• **What you have to do**
Transcribe the entries below exactly; leave every image out.
[Start of Records supplied]
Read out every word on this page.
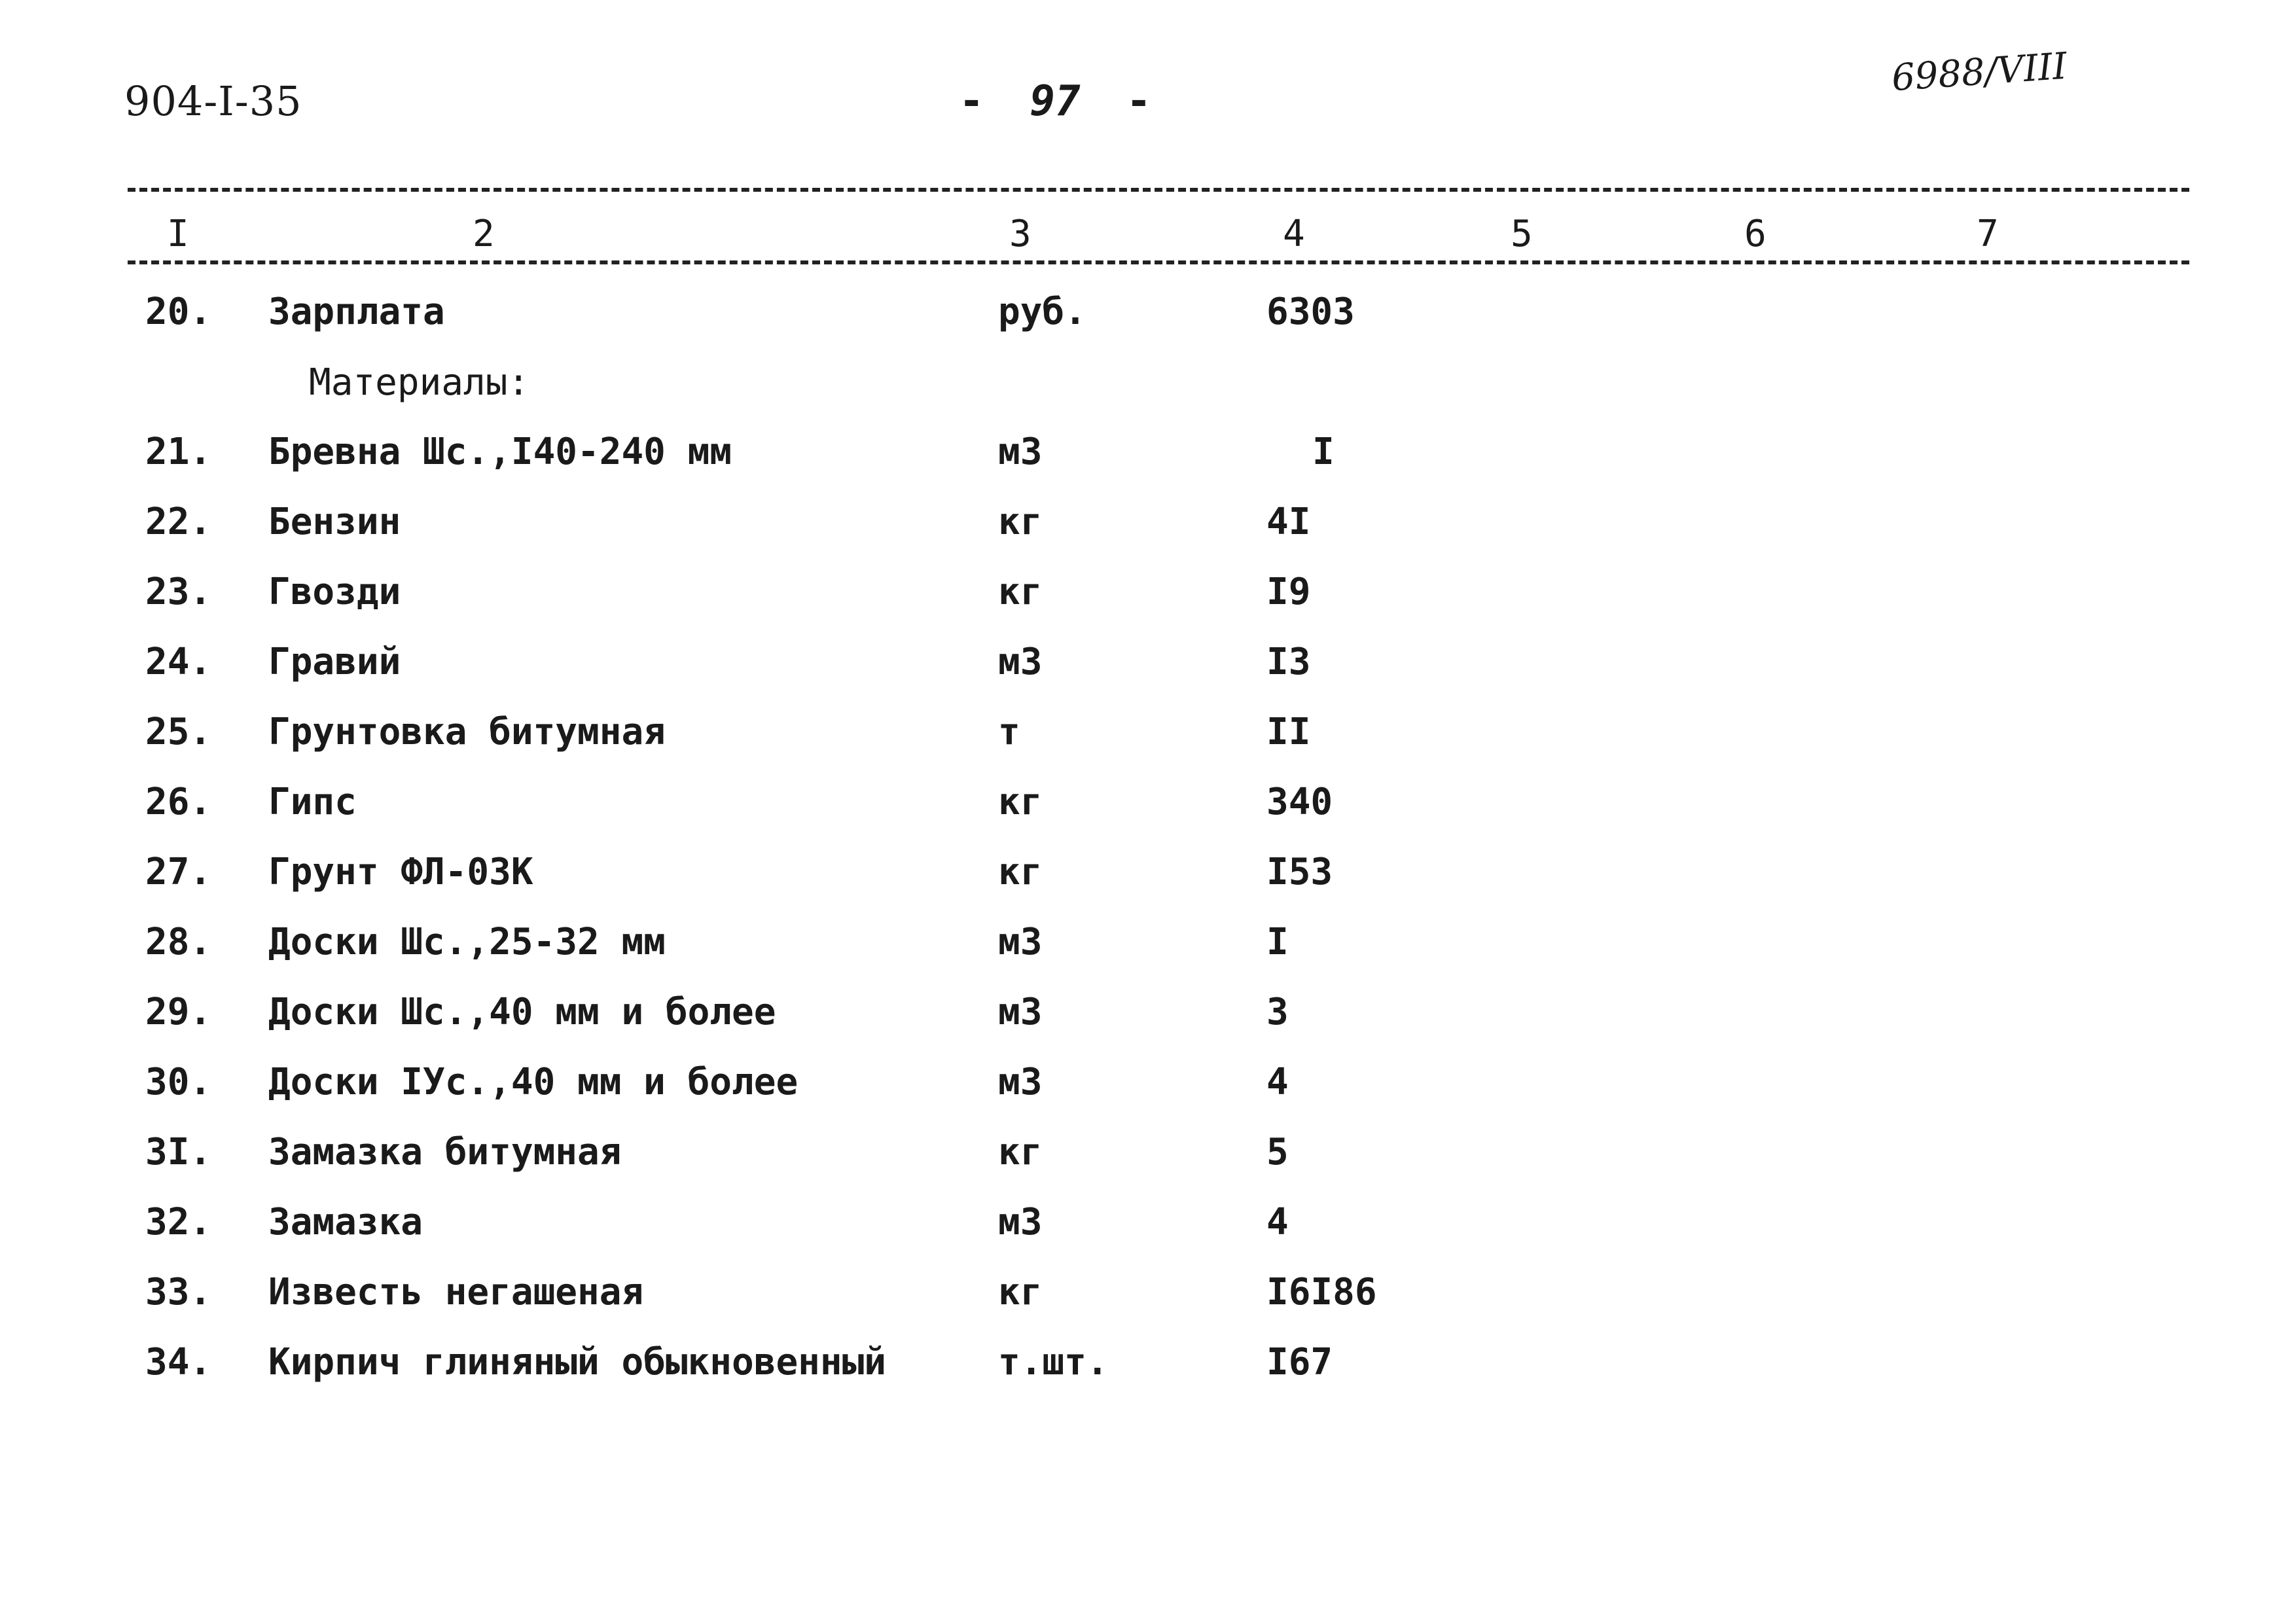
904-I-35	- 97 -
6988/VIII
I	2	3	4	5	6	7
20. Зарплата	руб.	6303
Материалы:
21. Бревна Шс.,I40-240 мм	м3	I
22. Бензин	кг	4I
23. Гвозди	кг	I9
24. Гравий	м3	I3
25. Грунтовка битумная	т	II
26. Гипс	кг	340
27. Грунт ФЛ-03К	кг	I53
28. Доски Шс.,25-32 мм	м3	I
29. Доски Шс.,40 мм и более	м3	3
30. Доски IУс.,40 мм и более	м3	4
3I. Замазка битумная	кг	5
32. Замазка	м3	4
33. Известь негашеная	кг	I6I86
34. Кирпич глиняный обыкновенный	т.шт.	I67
[End of Records supplied]
• **Solution**
Read out every word on this page.
904-I-35	- 97 -
6988/VIII
I	2	3	4	5	6	7
20. Зарплата	руб.	6303
Материалы:
21. Бревна Шс.,I40-240 мм	м3	I
22. Бензин	кг	4I
23. Гвозди	кг	I9
24. Гравий	м3	I3
25. Грунтовка битумная	т	II
26. Гипс	кг	340
27. Грунт ФЛ-03К	кг	I53
28. Доски Шс.,25-32 мм	м3	I
29. Доски Шс.,40 мм и более	м3	3
30. Доски IУс.,40 мм и более	м3	4
3I. Замазка битумная	кг	5
32. Замазка	м3	4
33. Известь негашеная	кг	I6I86
34. Кирпич глиняный обыкновенный	т.шт.	I67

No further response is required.